Collected data
——————

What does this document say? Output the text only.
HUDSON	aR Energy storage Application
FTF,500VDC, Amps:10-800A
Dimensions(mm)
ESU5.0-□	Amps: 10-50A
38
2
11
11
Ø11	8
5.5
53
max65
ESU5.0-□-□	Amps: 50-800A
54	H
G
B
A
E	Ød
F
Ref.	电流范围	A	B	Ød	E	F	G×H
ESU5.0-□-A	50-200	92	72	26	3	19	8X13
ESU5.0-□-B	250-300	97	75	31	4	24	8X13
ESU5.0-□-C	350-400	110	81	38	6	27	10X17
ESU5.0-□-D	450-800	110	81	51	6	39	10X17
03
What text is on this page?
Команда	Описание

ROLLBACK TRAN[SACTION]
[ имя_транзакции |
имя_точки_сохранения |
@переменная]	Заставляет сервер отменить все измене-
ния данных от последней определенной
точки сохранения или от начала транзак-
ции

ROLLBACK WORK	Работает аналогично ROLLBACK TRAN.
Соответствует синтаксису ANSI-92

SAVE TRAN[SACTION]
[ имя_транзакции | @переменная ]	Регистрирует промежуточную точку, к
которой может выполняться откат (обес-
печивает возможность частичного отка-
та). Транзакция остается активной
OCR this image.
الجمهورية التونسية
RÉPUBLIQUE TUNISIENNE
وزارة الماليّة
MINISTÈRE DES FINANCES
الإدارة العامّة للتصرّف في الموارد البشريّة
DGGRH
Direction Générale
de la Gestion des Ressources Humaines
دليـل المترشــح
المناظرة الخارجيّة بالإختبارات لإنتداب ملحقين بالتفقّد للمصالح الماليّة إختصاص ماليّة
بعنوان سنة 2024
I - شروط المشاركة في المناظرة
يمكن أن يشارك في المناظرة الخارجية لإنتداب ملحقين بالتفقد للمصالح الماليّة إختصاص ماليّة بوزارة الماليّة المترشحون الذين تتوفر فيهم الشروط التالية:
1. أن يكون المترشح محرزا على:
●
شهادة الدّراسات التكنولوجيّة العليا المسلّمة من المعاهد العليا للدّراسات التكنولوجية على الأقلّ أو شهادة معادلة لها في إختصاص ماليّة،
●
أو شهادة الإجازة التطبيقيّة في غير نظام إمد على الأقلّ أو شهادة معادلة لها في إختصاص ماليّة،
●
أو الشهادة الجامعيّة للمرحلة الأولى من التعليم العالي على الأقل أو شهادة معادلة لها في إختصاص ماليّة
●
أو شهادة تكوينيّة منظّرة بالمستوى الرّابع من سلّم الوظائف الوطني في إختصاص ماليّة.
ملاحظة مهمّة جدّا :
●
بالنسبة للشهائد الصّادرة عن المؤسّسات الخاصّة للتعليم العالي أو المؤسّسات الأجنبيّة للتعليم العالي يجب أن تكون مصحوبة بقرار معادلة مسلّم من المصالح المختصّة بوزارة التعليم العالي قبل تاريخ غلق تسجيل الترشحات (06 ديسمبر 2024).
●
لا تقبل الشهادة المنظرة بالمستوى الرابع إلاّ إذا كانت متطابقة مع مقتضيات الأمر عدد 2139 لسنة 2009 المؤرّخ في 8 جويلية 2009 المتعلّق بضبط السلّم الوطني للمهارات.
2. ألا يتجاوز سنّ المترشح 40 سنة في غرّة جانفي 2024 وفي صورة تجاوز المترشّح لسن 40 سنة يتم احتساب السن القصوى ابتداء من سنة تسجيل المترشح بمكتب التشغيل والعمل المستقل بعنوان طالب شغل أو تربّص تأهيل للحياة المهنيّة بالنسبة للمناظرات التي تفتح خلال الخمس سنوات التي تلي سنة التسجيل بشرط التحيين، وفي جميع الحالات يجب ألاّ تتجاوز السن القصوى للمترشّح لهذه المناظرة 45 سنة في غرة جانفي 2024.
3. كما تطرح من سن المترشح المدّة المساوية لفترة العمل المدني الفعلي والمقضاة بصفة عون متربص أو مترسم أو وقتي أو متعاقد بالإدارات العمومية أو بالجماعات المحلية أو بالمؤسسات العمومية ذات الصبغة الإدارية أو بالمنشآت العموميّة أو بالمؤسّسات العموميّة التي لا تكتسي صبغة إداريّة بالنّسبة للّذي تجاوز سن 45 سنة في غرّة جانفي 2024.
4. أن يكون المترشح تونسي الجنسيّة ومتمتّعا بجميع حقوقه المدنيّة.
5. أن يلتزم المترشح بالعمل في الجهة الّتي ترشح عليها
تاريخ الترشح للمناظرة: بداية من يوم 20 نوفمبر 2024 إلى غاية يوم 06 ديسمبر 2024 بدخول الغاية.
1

——————

> **WHAT THIS TASK INVOLVES**: Within the entries above, report how many lines include "للمصالح", and keep the answer to the number.

> **OUTPUT FOR THIS EXERCISE**: 2